### Directive
Retype the entries from the line containing "Patent image size: (985, 790)." up to and including the line containing "The reactor 11 is at (152, 416).", copying them exactly and leaving out all other lines.

### Extracted information
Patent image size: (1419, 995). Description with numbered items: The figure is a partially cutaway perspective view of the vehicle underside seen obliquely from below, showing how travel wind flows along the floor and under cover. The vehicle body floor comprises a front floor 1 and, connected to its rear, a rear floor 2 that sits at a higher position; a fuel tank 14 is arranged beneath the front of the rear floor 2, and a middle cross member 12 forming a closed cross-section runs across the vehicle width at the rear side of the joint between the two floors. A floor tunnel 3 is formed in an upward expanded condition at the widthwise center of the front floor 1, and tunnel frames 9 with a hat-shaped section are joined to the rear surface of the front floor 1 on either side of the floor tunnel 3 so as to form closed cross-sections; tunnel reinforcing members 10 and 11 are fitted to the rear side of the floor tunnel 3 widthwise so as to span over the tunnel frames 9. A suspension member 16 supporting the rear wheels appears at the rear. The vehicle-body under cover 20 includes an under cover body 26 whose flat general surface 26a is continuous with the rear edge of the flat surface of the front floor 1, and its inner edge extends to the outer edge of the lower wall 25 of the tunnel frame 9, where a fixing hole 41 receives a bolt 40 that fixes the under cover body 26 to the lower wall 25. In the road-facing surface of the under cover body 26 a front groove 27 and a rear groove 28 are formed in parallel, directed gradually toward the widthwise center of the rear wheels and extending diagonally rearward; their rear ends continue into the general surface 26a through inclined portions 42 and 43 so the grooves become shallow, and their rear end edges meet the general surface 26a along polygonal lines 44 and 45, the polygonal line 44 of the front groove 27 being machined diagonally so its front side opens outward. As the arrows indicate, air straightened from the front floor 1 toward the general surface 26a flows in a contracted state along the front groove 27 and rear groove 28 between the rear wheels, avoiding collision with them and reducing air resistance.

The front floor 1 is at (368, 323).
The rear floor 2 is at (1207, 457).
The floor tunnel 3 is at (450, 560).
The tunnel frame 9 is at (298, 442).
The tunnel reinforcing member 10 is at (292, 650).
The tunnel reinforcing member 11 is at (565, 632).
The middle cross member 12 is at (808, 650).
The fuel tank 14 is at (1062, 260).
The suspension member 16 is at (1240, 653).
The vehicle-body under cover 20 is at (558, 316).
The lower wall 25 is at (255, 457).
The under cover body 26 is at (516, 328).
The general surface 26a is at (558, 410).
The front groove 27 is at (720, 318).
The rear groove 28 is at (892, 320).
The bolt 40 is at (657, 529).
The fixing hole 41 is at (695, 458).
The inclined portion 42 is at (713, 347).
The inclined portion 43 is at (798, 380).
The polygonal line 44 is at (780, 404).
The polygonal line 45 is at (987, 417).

==

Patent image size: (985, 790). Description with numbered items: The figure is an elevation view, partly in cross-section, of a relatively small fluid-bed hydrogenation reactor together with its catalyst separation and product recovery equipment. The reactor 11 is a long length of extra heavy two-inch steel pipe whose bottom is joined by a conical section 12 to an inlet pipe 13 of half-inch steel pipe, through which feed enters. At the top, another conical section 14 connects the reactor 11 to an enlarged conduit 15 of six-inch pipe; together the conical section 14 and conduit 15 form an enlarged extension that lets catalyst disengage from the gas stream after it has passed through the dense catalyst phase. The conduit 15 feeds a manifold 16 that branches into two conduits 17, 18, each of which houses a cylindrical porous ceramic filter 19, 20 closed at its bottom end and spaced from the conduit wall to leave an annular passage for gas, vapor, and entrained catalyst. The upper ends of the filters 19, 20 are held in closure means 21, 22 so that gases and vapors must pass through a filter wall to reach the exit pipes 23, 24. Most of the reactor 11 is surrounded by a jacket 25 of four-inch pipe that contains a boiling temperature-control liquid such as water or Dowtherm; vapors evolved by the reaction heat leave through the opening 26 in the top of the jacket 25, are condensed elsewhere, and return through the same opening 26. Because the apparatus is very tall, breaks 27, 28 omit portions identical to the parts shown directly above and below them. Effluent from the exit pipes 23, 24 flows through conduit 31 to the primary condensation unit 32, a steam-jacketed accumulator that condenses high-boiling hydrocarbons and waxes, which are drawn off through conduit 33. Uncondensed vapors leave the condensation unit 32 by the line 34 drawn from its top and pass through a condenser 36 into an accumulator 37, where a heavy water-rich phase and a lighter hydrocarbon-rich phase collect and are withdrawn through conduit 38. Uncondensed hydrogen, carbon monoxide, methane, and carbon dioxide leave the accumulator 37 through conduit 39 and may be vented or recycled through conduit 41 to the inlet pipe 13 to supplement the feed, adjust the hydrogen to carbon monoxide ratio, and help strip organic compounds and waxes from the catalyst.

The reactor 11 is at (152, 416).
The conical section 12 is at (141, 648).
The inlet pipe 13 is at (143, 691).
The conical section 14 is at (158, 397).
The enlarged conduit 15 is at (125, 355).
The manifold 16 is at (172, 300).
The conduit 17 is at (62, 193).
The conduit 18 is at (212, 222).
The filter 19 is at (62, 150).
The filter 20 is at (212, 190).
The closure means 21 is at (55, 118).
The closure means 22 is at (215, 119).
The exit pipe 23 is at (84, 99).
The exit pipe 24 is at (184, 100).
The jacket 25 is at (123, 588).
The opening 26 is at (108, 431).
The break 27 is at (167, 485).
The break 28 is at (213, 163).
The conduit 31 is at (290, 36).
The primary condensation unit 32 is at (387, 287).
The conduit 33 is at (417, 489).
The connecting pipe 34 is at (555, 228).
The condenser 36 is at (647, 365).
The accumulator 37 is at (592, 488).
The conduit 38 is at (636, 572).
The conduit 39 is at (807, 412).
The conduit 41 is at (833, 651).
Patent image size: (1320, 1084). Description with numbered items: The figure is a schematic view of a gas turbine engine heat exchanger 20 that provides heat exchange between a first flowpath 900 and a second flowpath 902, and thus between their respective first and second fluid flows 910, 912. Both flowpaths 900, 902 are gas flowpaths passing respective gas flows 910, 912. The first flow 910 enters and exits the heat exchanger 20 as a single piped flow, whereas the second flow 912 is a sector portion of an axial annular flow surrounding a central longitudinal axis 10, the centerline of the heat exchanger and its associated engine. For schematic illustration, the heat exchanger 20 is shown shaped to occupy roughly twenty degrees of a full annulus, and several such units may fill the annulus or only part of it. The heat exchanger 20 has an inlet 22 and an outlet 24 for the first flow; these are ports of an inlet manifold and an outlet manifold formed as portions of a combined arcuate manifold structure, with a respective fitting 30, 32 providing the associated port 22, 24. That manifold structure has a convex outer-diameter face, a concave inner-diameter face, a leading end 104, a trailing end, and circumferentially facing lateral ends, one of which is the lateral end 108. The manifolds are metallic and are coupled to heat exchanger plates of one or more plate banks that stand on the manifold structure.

### Answer for this exercise
Patent image size: (985, 790). Description with numbered items: The figure is an elevation view, partly in cross-section, of a relatively small fluid-bed hydrogenation reactor together with its catalyst separation and product recovery equipment. The reactor 11 is a long length of extra heavy two-inch steel pipe whose bottom is joined by a conical section 12 to an inlet pipe 13 of half-inch steel pipe, through which feed enters. At the top, another conical section 14 connects the reactor 11 to an enlarged conduit 15 of six-inch pipe; together the conical section 14 and conduit 15 form an enlarged extension that lets catalyst disengage from the gas stream after it has passed through the dense catalyst phase. The conduit 15 feeds a manifold 16 that branches into two conduits 17, 18, each of which houses a cylindrical porous ceramic filter 19, 20 closed at its bottom end and spaced from the conduit wall to leave an annular passage for gas, vapor, and entrained catalyst. The upper ends of the filters 19, 20 are held in closure means 21, 22 so that gases and vapors must pass through a filter wall to reach the exit pipes 23, 24. Most of the reactor 11 is surrounded by a jacket 25 of four-inch pipe that contains a boiling temperature-control liquid such as water or Dowtherm; vapors evolved by the reaction heat leave through the opening 26 in the top of the jacket 25, are condensed elsewhere, and return through the same opening 26. Because the apparatus is very tall, breaks 27, 28 omit portions identical to the parts shown directly above and below them. Effluent from the exit pipes 23, 24 flows through conduit 31 to the primary condensation unit 32, a steam-jacketed accumulator that condenses high-boiling hydrocarbons and waxes, which are drawn off through conduit 33. Uncondensed vapors leave the condensation unit 32 by the line 34 drawn from its top and pass through a condenser 36 into an accumulator 37, where a heavy water-rich phase and a lighter hydrocarbon-rich phase collect and are withdrawn through conduit 38. Uncondensed hydrogen, carbon monoxide, methane, and carbon dioxide leave the accumulator 37 through conduit 39 and may be vented or recycled through conduit 41 to the inlet pipe 13 to supplement the feed, adjust the hydrogen to carbon monoxide ratio, and help strip organic compounds and waxes from the catalyst.

The reactor 11 is at (152, 416).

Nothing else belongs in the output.